__TASK DIRECTIONS__.
Find the word "Βίκτωρα" in the listing; pull out each line holding it.

[Dataset entries]
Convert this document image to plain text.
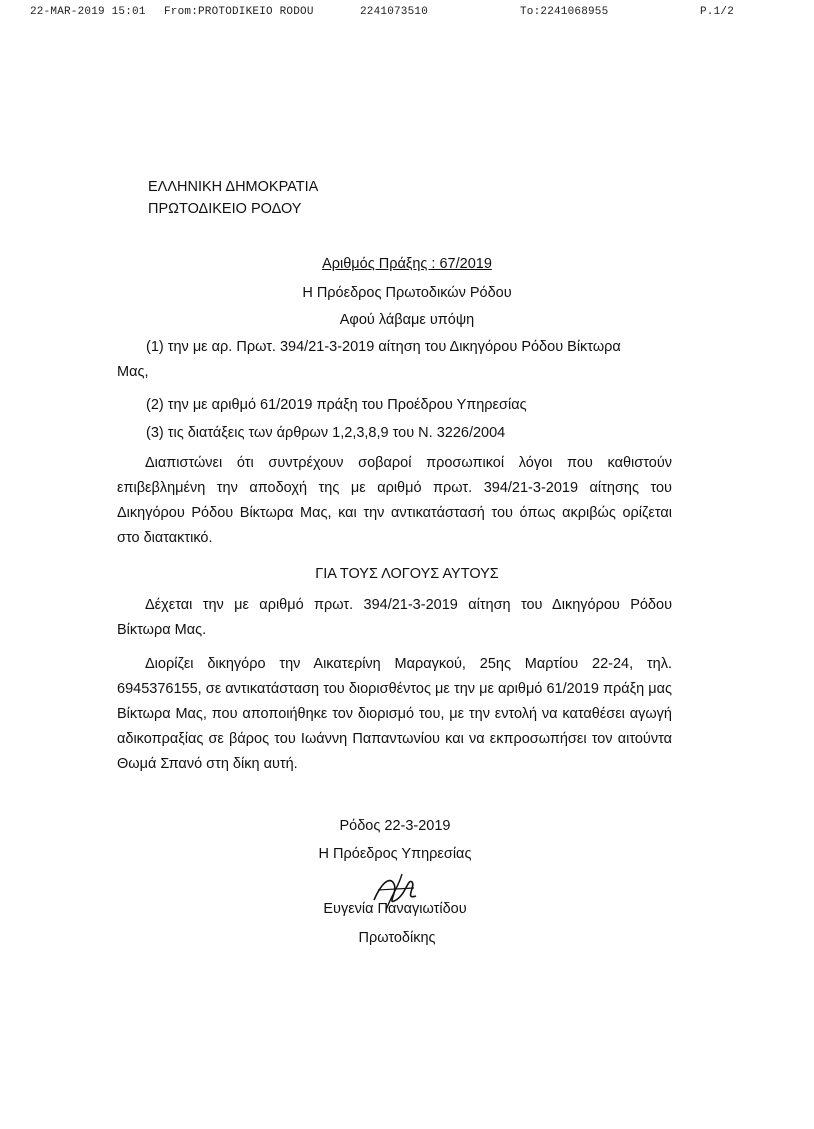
22-MAR-2019 15:01 From:PROTODIKEIO RODOU	2241073510	To:2241068955	P.1/2
ΕΛΛΗΝΙΚΗ ΔΗΜΟΚΡΑΤΙΑ
ΠΡΩΤΟΔΙΚΕΙΟ ΡΟΔΟΥ
Αριθμός Πράξης : 67/2019
Η Πρόεδρος Πρωτοδικών Ρόδου
Αφού λάβαμε υπόψη
(1) την με αρ. Πρωτ. 394/21-3-2019 αίτηση του Δικηγόρου Ρόδου Βίκτωρα
Μας,
(2) την με αριθμό 61/2019 πράξη του Προέδρου Υπηρεσίας
(3) τις διατάξεις των άρθρων 1,2,3,8,9 του Ν. 3226/2004
Διαπιστώνει ότι συντρέχουν σοβαροί προσωπικοί λόγοι που καθιστούν επιβεβλημένη την αποδοχή της με αριθμό πρωτ. 394/21-3-2019 αίτησης του Δικηγόρου Ρόδου Βίκτωρα Μας, και την αντικατάστασή του όπως ακριβώς ορίζεται στο διατακτικό.
ΓΙΑ ΤΟΥΣ ΛΟΓΟΥΣ ΑΥΤΟΥΣ
Δέχεται την με αριθμό πρωτ. 394/21-3-2019 αίτηση του Δικηγόρου Ρόδου Βίκτωρα Μας.
Διορίζει δικηγόρο την Αικατερίνη Μαραγκού, 25ης Μαρτίου 22-24, τηλ. 6945376155, σε αντικατάσταση του διορισθέντος με την με αριθμό 61/2019 πράξη μας Βίκτωρα Μας, που αποποιήθηκε τον διορισμό του, με την εντολή να καταθέσει αγωγή αδικοπραξίας σε βάρος του Ιωάννη Παπαντωνίου και να εκπροσωπήσει τον αιτούντα Θωμά Σπανό στη δίκη αυτή.
Ρόδος 22-3-2019
Η Πρόεδρος Υπηρεσίας
Ευγενία Παναγιωτίδου
Πρωτοδίκης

__RESPONSE TO THE EXERCISE__.
(1) την με αρ. Πρωτ. 394/21-3-2019 αίτηση του Δικηγόρου Ρόδου Βίκτωρα
Διαπιστώνει ότι συντρέχουν σοβαροί προσωπικοί λόγοι που καθιστούν επιβεβλημένη την αποδοχή της με αριθμό πρωτ. 394/21-3-2019 αίτησης του Δικηγόρου Ρόδου Βίκτωρα Μας, και την αντικατάστασή του όπως ακριβώς ορίζεται στο διατακτικό.
Δέχεται την με αριθμό πρωτ. 394/21-3-2019 αίτηση του Δικηγόρου Ρόδου Βίκτωρα Μας.
Διορίζει δικηγόρο την Αικατερίνη Μαραγκού, 25ης Μαρτίου 22-24, τηλ. 6945376155, σε αντικατάσταση του διορισθέντος με την με αριθμό 61/2019 πράξη μας Βίκτωρα Μας, που αποποιήθηκε τον διορισμό του, με την εντολή να καταθέσει αγωγή αδικοπραξίας σε βάρος του Ιωάννη Παπαντωνίου και να εκπροσωπήσει τον αιτούντα Θωμά Σπανό στη δίκη αυτή.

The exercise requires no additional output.